Copy out every line that contains "Montant".

■ ■ ■ ■

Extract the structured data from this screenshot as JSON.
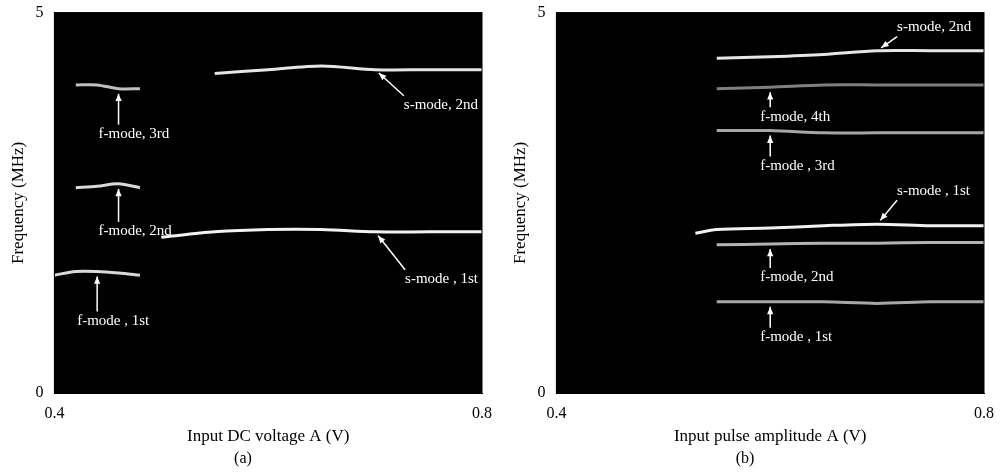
{
  "chart_data": [
    {
      "type": "line",
      "subtitle": "(a)",
      "x_label": "Input DC voltage A (V)",
      "y_label": "Frequency (MHz)",
      "xlim": [
        0.4,
        0.8
      ],
      "xticks": [
        0.4,
        0.8
      ],
      "ylim": [
        0,
        5
      ],
      "yticks": [
        0,
        5
      ],
      "grid": false,
      "series": [
        {
          "name": "f-mode , 1st",
          "color": "#d9d9d9",
          "line_style": "solid",
          "marker": "none",
          "x": [
            0.4,
            0.42,
            0.44,
            0.46,
            0.48
          ],
          "values": [
            1.55,
            1.6,
            1.6,
            1.58,
            1.55
          ]
        },
        {
          "name": "f-mode, 2nd",
          "color": "#d9d9d9",
          "line_style": "solid",
          "marker": "none",
          "x": [
            0.42,
            0.44,
            0.46,
            0.48
          ],
          "values": [
            2.7,
            2.72,
            2.75,
            2.7
          ]
        },
        {
          "name": "f-mode, 3rd",
          "color": "#bfbfbf",
          "line_style": "solid",
          "marker": "none",
          "x": [
            0.42,
            0.44,
            0.46,
            0.48
          ],
          "values": [
            4.05,
            4.05,
            4.0,
            4.0
          ]
        },
        {
          "name": "s-mode , 1st",
          "color": "#f2f2f2",
          "line_style": "solid",
          "marker": "none",
          "x": [
            0.5,
            0.55,
            0.6,
            0.65,
            0.7,
            0.75,
            0.8
          ],
          "values": [
            2.05,
            2.12,
            2.15,
            2.15,
            2.12,
            2.12,
            2.12
          ]
        },
        {
          "name": "s-mode, 2nd",
          "color": "#e6e6e6",
          "line_style": "solid",
          "marker": "none",
          "x": [
            0.55,
            0.6,
            0.65,
            0.7,
            0.75,
            0.8
          ],
          "values": [
            4.2,
            4.25,
            4.3,
            4.25,
            4.25,
            4.25
          ]
        }
      ]
    },
    {
      "type": "line",
      "subtitle": "(b)",
      "x_label": "Input pulse amplitude A (V)",
      "y_label": "Frequency (MHz)",
      "xlim": [
        0.4,
        0.8
      ],
      "xticks": [
        0.4,
        0.8
      ],
      "ylim": [
        0,
        5
      ],
      "yticks": [
        0,
        5
      ],
      "grid": false,
      "series": [
        {
          "name": "s-mode, 2nd",
          "color": "#e6e6e6",
          "line_style": "solid",
          "marker": "none",
          "x": [
            0.55,
            0.6,
            0.65,
            0.7,
            0.75,
            0.8
          ],
          "values": [
            4.4,
            4.42,
            4.45,
            4.5,
            4.5,
            4.5
          ]
        },
        {
          "name": "f-mode, 4th",
          "color": "#7f7f7f",
          "line_style": "solid",
          "marker": "none",
          "x": [
            0.55,
            0.6,
            0.65,
            0.7,
            0.75,
            0.8
          ],
          "values": [
            4.0,
            4.02,
            4.05,
            4.05,
            4.05,
            4.05
          ]
        },
        {
          "name": "f-mode , 3rd",
          "color": "#a6a6a6",
          "line_style": "solid",
          "marker": "none",
          "x": [
            0.55,
            0.6,
            0.65,
            0.7,
            0.75,
            0.8
          ],
          "values": [
            3.45,
            3.45,
            3.42,
            3.42,
            3.42,
            3.42
          ]
        },
        {
          "name": "s-mode , 1st",
          "color": "#f2f2f2",
          "line_style": "solid",
          "marker": "none",
          "x": [
            0.53,
            0.55,
            0.6,
            0.65,
            0.7,
            0.75,
            0.8
          ],
          "values": [
            2.1,
            2.15,
            2.17,
            2.2,
            2.22,
            2.2,
            2.2
          ]
        },
        {
          "name": "f-mode, 2nd",
          "color": "#b3b3b3",
          "line_style": "solid",
          "marker": "none",
          "x": [
            0.55,
            0.6,
            0.65,
            0.7,
            0.75,
            0.8
          ],
          "values": [
            1.95,
            1.96,
            1.97,
            1.97,
            1.98,
            1.98
          ]
        },
        {
          "name": "f-mode , 1st",
          "color": "#a6a6a6",
          "line_style": "solid",
          "marker": "none",
          "x": [
            0.55,
            0.6,
            0.65,
            0.7,
            0.75,
            0.8
          ],
          "values": [
            1.2,
            1.2,
            1.2,
            1.18,
            1.2,
            1.2
          ]
        }
      ]
    }
  ]
}
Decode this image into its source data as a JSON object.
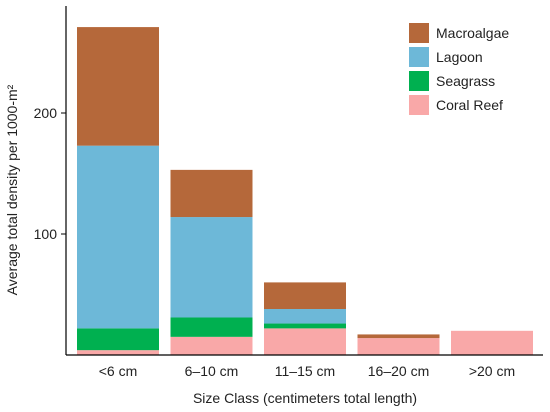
{
  "chart_data": {
    "type": "bar",
    "stacked": true,
    "categories": [
      "<6 cm",
      "6–10 cm",
      "11–15 cm",
      "16–20 cm",
      ">20 cm"
    ],
    "series": [
      {
        "name": "Coral Reef",
        "color": "#f9a8a8",
        "values": [
          4,
          15,
          22,
          14,
          20
        ]
      },
      {
        "name": "Seagrass",
        "color": "#00b050",
        "values": [
          18,
          16,
          4,
          0,
          0
        ]
      },
      {
        "name": "Lagoon",
        "color": "#6db8d8",
        "values": [
          151,
          83,
          12,
          0,
          0
        ]
      },
      {
        "name": "Macroalgae",
        "color": "#b5683a",
        "values": [
          98,
          39,
          22,
          3,
          0
        ]
      }
    ],
    "legend_order": [
      "Macroalgae",
      "Lagoon",
      "Seagrass",
      "Coral Reef"
    ],
    "legend_position": "top-right",
    "xlabel": "Size Class (centimeters total length)",
    "ylabel": "Average total density per 1000-m²",
    "yticks": [
      100,
      200
    ],
    "ylim": [
      0,
      290
    ],
    "grid": false
  }
}
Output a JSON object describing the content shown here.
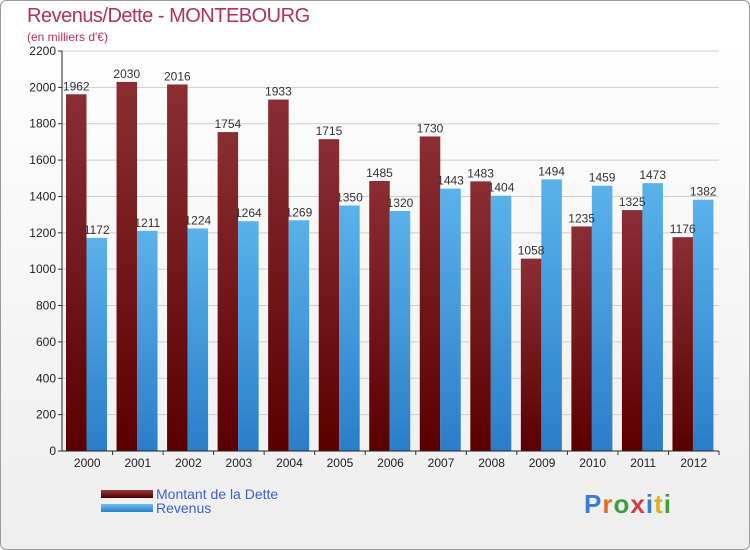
{
  "title": "Revenus/Dette - MONTEBOURG",
  "subtitle": "(en milliers d'€)",
  "legend": [
    {
      "label": "Montant de la Dette",
      "color": "#6e1010"
    },
    {
      "label": "Revenus",
      "color": "#4aa3e0"
    }
  ],
  "logo_text": "Proxiti",
  "logo_colors": [
    "#3a7fd0",
    "#e07020",
    "#40a040",
    "#d04040",
    "#3a7fd0",
    "#e0b020",
    "#40a040"
  ],
  "chart_data": {
    "type": "bar",
    "title": "Revenus/Dette - MONTEBOURG",
    "subtitle": "(en milliers d'€)",
    "categories": [
      "2000",
      "2001",
      "2002",
      "2003",
      "2004",
      "2005",
      "2006",
      "2007",
      "2008",
      "2009",
      "2010",
      "2011",
      "2012"
    ],
    "series": [
      {
        "name": "Montant de la Dette",
        "color": "#7a1a1a",
        "values": [
          1962,
          2030,
          2016,
          1754,
          1933,
          1715,
          1485,
          1730,
          1483,
          1058,
          1235,
          1325,
          1176
        ],
        "labels": [
          "1962",
          "2030",
          "2016",
          "1754",
          "1933",
          "1715",
          "1485",
          "1730",
          "1483",
          "1058",
          "1235",
          "1325",
          "1176"
        ]
      },
      {
        "name": "Revenus",
        "color": "#4aa3e0",
        "values": [
          1172,
          1211,
          1224,
          1264,
          1269,
          1350,
          1320,
          1443,
          1404,
          1494,
          1459,
          1473,
          1382
        ],
        "labels": [
          "1172",
          "1211",
          "1224",
          "1264",
          "1269",
          "1350",
          "1320",
          "1443",
          "1404",
          "1494",
          "1459",
          "1473",
          "1382"
        ]
      }
    ],
    "yticks": [
      0,
      200,
      400,
      600,
      800,
      1000,
      1200,
      1400,
      1600,
      1800,
      2000,
      2200
    ],
    "ylim": [
      0,
      2200
    ],
    "grid": true,
    "legend_position": "bottom-left"
  }
}
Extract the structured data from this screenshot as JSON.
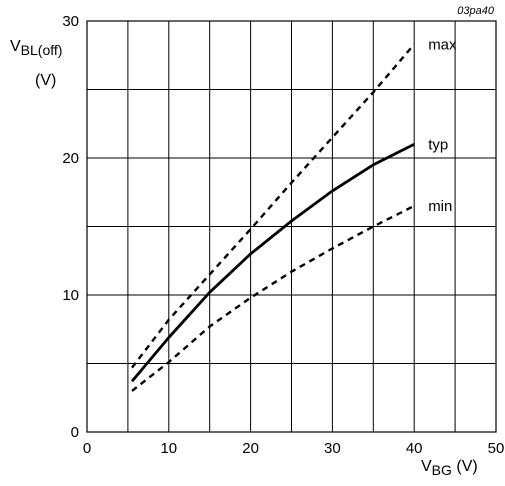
{
  "chart_data": {
    "type": "line",
    "figure_code": "03pa40",
    "y_axis": {
      "symbol": "V",
      "subscript": "BL(off)",
      "unit": "(V)",
      "range": [
        0,
        30
      ],
      "ticks": [
        "0",
        "10",
        "20",
        "30"
      ]
    },
    "x_axis": {
      "symbol": "V",
      "subscript": "BG",
      "unit": "(V)",
      "range": [
        0,
        50
      ],
      "ticks": [
        "0",
        "10",
        "20",
        "30",
        "40",
        "50"
      ]
    },
    "grid": true,
    "series": [
      {
        "name": "max",
        "style": "dashed",
        "x": [
          5.5,
          10,
          15,
          20,
          25,
          30,
          35,
          40
        ],
        "y": [
          4.7,
          8.2,
          11.5,
          14.8,
          18.2,
          21.5,
          24.8,
          28.3
        ]
      },
      {
        "name": "typ",
        "style": "solid",
        "x": [
          5.5,
          10,
          15,
          20,
          25,
          30,
          35,
          40
        ],
        "y": [
          3.7,
          6.9,
          10.2,
          13.0,
          15.4,
          17.6,
          19.5,
          21.0
        ]
      },
      {
        "name": "min",
        "style": "dashed",
        "x": [
          5.5,
          10,
          15,
          20,
          25,
          30,
          35,
          40
        ],
        "y": [
          3.0,
          5.1,
          7.7,
          9.8,
          11.7,
          13.4,
          15.0,
          16.5
        ]
      }
    ]
  }
}
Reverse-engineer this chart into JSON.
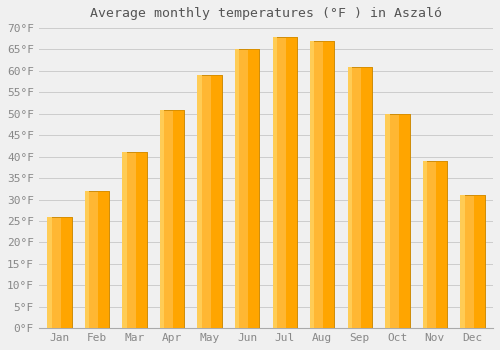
{
  "title": "Average monthly temperatures (°F ) in Aszaló",
  "months": [
    "Jan",
    "Feb",
    "Mar",
    "Apr",
    "May",
    "Jun",
    "Jul",
    "Aug",
    "Sep",
    "Oct",
    "Nov",
    "Dec"
  ],
  "values": [
    26.0,
    32.0,
    41.0,
    51.0,
    59.0,
    65.0,
    68.0,
    67.0,
    61.0,
    50.0,
    39.0,
    31.0
  ],
  "bar_color_main": "#FFA500",
  "bar_color_light": "#FFB733",
  "bar_color_highlight": "#FFCC55",
  "bar_edge_color": "#CC8800",
  "background_color": "#F0F0F0",
  "grid_color": "#CCCCCC",
  "ylim": [
    0,
    70
  ],
  "ytick_step": 5,
  "title_fontsize": 9.5,
  "tick_fontsize": 8,
  "tick_label_color": "#888888",
  "title_color": "#555555"
}
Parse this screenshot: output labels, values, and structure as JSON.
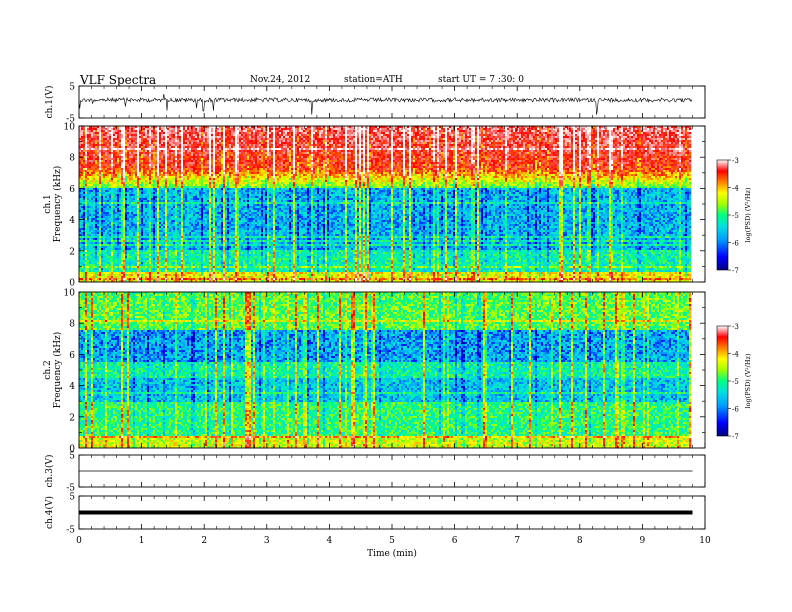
{
  "header": {
    "title": "VLF  Spectra",
    "date": "Nov.24, 2012",
    "station": "station=ATH",
    "start": "start  UT  =   7  :30: 0"
  },
  "chart_data": {
    "type": "multi-panel spectrogram + waveform",
    "x_axis": {
      "label": "Time  (min)",
      "range": [
        0,
        10
      ],
      "ticks": [
        "0",
        "1",
        "2",
        "3",
        "4",
        "5",
        "6",
        "7",
        "8",
        "9",
        "10"
      ],
      "data_end": 9.8
    },
    "panels": [
      {
        "id": "ch1-wave",
        "type": "line",
        "ylabel": "ch.1(V)",
        "ylim": [
          -5,
          5
        ],
        "yticks": [
          "5",
          "-5"
        ],
        "baseline": 0,
        "color": "#000000"
      },
      {
        "id": "ch1-spec",
        "type": "heatmap",
        "ylabel": [
          "ch.1",
          "Frequency  (kHz)"
        ],
        "ylim": [
          0,
          10
        ],
        "yticks": [
          "10",
          "8",
          "6",
          "4",
          "2",
          "0"
        ],
        "colorbar": {
          "label": "log(PSD) (V²/Hz)",
          "range": [
            -7,
            -3
          ],
          "ticks": [
            "-3",
            "-4",
            "-5",
            "-6",
            "-7"
          ]
        }
      },
      {
        "id": "ch2-spec",
        "type": "heatmap",
        "ylabel": [
          "ch.2",
          "Frequency  (kHz)"
        ],
        "ylim": [
          0,
          10
        ],
        "yticks": [
          "10",
          "8",
          "6",
          "4",
          "2",
          "0"
        ],
        "colorbar": {
          "label": "log(PSD) (V²/Hz)",
          "range": [
            -7,
            -3
          ],
          "ticks": [
            "-3",
            "-4",
            "-5",
            "-6",
            "-7"
          ]
        }
      },
      {
        "id": "ch3-wave",
        "type": "line",
        "ylabel": "ch.3(V)",
        "ylim": [
          -5,
          5
        ],
        "yticks": [
          "5",
          "-5"
        ],
        "baseline": 0,
        "color": "#000000"
      },
      {
        "id": "ch4-wave",
        "type": "line",
        "ylabel": "ch.4(V)",
        "ylim": [
          -5,
          5
        ],
        "yticks": [
          "5",
          "-5"
        ],
        "baseline": 0,
        "color": "#000000"
      }
    ],
    "colormap": [
      "#000080",
      "#0000ff",
      "#00a0ff",
      "#00e0e0",
      "#00ff80",
      "#a0ff00",
      "#ffff00",
      "#ff8000",
      "#ff0000",
      "#ff8080",
      "#ffffff"
    ]
  }
}
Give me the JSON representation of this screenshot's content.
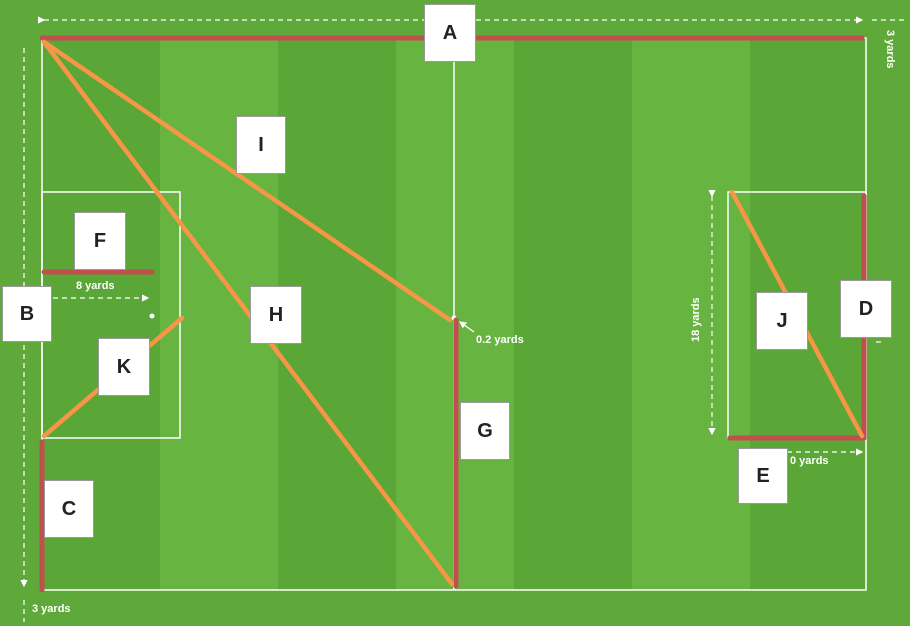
{
  "colors": {
    "grass_dark": "#5aa637",
    "grass_light": "#67b540",
    "border_grass": "#5fa83a",
    "pitch_line": "#ffffff",
    "red_line": "#c0504d",
    "orange_line": "#f79646"
  },
  "labels": {
    "a": "A",
    "b": "B",
    "c": "C",
    "d": "D",
    "e": "E",
    "f": "F",
    "g": "G",
    "h": "H",
    "i": "I",
    "j": "J",
    "k": "K"
  },
  "measurements": {
    "top_right": "3 yards",
    "bottom_left": "3 yards",
    "box_width": "8 yards",
    "spot_offset": "0.2 yards",
    "box_height": "18 yards",
    "box_depth_partial": "0 yards"
  }
}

■ ■ ■ ■

Result:
      "label": "Montant de la Dette",
        "name": "Montant de la Dette",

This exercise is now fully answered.